» Problem to work on: Your task is to filter the data below down to the lines holding "kell".

Data items
═══
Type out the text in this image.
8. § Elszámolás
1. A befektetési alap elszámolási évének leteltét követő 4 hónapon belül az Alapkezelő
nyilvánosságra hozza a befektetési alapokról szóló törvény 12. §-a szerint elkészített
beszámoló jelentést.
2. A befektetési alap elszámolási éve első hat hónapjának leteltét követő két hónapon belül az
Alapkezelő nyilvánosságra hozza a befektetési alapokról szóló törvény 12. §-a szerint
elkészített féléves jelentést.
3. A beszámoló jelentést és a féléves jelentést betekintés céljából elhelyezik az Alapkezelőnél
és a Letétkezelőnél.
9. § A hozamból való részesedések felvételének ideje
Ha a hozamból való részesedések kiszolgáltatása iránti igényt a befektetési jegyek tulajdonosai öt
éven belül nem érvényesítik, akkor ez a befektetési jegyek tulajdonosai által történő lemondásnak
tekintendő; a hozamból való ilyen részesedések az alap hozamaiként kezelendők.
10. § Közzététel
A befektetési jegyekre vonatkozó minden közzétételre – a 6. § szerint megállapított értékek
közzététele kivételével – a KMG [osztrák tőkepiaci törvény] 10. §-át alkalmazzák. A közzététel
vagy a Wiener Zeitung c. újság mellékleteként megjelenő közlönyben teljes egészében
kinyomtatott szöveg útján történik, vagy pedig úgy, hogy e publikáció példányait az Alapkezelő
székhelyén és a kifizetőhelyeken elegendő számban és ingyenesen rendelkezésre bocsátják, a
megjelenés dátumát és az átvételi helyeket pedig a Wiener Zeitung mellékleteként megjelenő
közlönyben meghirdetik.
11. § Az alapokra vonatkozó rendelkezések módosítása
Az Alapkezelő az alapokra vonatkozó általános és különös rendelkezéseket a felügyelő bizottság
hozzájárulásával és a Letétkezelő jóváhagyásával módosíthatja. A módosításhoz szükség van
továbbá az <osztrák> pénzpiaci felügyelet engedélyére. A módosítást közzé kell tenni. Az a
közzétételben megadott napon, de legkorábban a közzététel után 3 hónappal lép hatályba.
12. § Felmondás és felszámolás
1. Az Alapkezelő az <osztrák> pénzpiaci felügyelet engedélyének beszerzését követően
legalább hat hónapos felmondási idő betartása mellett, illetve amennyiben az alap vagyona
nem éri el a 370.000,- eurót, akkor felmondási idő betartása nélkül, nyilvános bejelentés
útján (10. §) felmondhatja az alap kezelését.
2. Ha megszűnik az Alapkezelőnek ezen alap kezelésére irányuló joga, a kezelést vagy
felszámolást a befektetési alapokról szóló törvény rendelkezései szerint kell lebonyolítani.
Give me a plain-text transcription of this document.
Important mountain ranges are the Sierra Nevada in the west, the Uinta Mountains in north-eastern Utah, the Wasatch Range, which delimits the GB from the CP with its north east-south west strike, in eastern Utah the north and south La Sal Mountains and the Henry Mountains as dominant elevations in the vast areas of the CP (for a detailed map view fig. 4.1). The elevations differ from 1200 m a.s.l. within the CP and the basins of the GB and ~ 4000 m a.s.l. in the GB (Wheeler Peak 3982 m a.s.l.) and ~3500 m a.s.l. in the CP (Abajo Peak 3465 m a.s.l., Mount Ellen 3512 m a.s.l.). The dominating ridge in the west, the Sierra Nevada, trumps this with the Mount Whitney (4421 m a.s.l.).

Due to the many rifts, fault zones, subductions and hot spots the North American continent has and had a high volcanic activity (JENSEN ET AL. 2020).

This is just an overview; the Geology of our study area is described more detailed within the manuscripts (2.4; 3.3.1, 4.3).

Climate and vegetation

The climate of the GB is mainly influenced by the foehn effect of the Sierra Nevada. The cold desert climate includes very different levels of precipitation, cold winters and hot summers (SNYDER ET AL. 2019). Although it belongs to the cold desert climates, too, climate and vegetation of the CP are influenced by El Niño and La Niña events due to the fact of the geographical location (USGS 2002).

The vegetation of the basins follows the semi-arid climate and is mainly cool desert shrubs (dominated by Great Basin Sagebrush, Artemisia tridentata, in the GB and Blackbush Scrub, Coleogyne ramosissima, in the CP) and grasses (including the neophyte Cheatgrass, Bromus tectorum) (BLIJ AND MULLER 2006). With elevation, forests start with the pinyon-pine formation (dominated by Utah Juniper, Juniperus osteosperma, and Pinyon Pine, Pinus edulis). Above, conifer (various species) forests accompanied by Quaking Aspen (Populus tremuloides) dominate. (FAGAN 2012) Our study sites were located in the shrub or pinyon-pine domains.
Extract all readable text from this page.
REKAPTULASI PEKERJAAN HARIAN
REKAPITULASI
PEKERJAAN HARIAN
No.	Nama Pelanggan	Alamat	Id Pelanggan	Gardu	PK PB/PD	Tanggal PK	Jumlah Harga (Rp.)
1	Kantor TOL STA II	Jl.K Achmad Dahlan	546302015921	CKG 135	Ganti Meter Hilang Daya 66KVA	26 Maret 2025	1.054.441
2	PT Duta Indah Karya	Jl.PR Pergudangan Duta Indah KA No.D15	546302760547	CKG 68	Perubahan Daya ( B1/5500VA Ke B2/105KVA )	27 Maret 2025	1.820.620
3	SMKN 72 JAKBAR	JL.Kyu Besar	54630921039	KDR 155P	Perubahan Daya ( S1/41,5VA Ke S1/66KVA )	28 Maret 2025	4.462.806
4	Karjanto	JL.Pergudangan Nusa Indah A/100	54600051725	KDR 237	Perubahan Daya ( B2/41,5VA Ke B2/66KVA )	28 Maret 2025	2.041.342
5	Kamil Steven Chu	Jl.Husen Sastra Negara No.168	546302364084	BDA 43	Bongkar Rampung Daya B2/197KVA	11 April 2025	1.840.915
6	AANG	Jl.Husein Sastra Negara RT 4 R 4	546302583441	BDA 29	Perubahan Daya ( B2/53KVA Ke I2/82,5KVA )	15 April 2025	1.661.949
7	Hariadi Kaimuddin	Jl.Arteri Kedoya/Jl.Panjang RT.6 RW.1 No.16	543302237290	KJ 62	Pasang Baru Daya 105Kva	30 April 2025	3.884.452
═══
» Reply to the exercise:
továbbá az <osztrák> pénzpiaci felügyelet engedélyére. A módosítást közzé kell tenni. Az a
felszámolást a befektetési alapokról szóló törvény rendelkezései szerint kell lebonyolítani.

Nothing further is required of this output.